■ REQUIRED WORK: Lift out each line of the data that holds "JSON".

■ INFORMATION GIVEN:
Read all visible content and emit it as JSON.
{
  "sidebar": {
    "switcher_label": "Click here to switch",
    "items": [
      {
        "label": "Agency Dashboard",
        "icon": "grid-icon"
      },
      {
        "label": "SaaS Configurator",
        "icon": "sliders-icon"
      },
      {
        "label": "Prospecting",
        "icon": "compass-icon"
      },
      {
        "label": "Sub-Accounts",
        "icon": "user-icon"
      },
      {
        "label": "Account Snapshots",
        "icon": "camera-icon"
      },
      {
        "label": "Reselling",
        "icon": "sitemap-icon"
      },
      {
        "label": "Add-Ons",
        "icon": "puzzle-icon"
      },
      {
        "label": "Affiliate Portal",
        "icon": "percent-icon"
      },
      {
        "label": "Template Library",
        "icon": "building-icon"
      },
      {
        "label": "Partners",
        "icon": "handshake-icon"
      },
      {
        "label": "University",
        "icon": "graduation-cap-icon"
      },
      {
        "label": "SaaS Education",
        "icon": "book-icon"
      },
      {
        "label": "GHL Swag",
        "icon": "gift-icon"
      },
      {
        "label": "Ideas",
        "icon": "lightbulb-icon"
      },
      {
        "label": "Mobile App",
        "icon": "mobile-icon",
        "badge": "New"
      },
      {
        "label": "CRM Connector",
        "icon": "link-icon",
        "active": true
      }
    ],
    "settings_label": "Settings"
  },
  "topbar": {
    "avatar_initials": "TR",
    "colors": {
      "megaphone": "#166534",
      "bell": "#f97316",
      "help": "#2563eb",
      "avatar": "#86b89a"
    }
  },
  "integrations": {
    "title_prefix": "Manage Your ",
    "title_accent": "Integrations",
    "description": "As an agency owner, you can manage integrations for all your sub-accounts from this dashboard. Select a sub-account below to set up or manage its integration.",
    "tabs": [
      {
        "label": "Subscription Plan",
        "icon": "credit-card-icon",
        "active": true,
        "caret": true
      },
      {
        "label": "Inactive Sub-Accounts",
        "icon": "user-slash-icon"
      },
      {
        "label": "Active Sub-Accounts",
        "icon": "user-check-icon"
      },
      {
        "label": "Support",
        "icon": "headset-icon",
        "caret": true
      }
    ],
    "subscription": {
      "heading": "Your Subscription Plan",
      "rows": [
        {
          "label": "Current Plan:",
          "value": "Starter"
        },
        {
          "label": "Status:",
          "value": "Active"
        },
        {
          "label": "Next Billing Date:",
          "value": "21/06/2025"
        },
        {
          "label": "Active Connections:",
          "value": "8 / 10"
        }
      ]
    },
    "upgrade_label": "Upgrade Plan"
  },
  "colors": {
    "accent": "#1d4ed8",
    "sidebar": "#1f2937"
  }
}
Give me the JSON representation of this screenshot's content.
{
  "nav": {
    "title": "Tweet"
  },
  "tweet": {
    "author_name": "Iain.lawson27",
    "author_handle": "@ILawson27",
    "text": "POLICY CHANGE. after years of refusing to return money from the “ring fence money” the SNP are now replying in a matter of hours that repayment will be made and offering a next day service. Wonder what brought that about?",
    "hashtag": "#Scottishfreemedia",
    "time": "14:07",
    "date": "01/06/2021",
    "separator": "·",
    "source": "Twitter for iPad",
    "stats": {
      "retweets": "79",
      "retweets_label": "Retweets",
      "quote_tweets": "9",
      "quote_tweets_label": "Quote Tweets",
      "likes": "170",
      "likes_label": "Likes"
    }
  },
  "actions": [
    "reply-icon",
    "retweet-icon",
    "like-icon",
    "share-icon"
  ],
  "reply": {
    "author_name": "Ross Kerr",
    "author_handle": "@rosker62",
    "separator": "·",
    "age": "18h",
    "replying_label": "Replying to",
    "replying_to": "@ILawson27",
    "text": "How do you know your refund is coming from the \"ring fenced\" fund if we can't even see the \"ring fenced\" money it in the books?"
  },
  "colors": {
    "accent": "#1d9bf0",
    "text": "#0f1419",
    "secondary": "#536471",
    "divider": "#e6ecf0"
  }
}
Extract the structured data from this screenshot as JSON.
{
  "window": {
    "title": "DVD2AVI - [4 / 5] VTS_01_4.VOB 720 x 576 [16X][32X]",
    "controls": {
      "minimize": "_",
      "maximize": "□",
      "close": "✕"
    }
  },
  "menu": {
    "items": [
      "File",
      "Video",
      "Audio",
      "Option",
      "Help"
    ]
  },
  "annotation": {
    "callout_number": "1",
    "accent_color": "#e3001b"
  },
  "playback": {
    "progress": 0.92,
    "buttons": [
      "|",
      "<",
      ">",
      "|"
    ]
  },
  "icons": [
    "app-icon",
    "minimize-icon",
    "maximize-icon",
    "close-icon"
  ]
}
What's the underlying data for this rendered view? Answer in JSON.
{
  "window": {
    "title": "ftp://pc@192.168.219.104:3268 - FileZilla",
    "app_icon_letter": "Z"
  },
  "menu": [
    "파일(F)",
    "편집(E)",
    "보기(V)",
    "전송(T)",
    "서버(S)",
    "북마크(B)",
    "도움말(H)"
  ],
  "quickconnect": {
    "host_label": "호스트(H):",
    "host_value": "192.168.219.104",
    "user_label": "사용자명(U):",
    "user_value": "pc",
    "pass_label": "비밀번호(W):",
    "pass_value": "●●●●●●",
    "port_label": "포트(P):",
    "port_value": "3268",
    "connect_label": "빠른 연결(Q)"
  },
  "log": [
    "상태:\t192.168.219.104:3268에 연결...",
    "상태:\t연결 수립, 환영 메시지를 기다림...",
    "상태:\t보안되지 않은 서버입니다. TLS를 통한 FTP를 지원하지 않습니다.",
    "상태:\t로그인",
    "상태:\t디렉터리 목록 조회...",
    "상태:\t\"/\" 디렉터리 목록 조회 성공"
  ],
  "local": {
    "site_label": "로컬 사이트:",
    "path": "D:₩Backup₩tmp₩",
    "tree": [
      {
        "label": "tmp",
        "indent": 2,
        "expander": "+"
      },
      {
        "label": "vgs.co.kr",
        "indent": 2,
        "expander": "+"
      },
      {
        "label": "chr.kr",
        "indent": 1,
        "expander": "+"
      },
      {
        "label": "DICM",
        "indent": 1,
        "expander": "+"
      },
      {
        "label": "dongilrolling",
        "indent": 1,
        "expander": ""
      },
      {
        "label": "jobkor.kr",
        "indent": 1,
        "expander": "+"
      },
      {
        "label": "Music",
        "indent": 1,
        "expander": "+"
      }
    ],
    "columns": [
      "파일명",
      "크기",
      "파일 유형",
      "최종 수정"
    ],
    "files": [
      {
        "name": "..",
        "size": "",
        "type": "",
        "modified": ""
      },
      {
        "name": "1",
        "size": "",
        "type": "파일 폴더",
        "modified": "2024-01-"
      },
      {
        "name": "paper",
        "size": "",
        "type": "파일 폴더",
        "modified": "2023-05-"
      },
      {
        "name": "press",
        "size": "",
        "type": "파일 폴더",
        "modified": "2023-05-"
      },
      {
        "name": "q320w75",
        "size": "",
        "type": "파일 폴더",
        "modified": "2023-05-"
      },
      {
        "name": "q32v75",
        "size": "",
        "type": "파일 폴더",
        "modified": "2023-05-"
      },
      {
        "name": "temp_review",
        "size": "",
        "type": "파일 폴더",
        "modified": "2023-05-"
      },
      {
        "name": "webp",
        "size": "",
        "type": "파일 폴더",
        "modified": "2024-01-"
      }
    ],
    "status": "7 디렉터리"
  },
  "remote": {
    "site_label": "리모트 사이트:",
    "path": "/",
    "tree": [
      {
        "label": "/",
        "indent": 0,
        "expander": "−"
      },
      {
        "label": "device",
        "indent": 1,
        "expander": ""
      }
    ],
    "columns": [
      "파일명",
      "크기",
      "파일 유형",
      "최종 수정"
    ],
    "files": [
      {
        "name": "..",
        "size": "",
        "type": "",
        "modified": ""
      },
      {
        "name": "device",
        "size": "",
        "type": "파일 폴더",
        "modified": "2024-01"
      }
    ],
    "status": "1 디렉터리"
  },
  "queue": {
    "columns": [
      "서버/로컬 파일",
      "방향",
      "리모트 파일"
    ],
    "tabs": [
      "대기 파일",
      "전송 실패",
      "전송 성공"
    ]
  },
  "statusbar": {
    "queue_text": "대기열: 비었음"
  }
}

■ THE ANSWER:
Read all visible content and emit it as JSON.
Give me the JSON representation of this screenshot's content.
Extract the structured data from this screenshot as JSON.
What's the underlying data for this rendered view? Answer in JSON.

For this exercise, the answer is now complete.